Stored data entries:
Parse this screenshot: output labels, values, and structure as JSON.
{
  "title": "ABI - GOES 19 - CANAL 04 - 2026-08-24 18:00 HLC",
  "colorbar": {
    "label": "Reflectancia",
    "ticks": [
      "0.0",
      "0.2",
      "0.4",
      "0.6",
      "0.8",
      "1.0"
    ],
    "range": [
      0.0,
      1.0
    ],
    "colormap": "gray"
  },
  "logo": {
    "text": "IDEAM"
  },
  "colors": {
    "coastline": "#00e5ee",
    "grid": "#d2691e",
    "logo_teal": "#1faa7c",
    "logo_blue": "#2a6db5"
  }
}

* _TO BE DONE_
Your task is to transcribe the listing above in full, exactly as given.

* _SOLUTION TO THE PROBLEM_
Parse this screenshot: output labels, values, and structure as JSON.
{
  "title": "ABI - GOES 19 - CANAL 04 - 2026-08-24 18:00 HLC",
  "colorbar": {
    "label": "Reflectancia",
    "ticks": [
      "0.0",
      "0.2",
      "0.4",
      "0.6",
      "0.8",
      "1.0"
    ],
    "range": [
      0.0,
      1.0
    ],
    "colormap": "gray"
  },
  "logo": {
    "text": "IDEAM"
  },
  "colors": {
    "coastline": "#00e5ee",
    "grid": "#d2691e",
    "logo_teal": "#1faa7c",
    "logo_blue": "#2a6db5"
  }
}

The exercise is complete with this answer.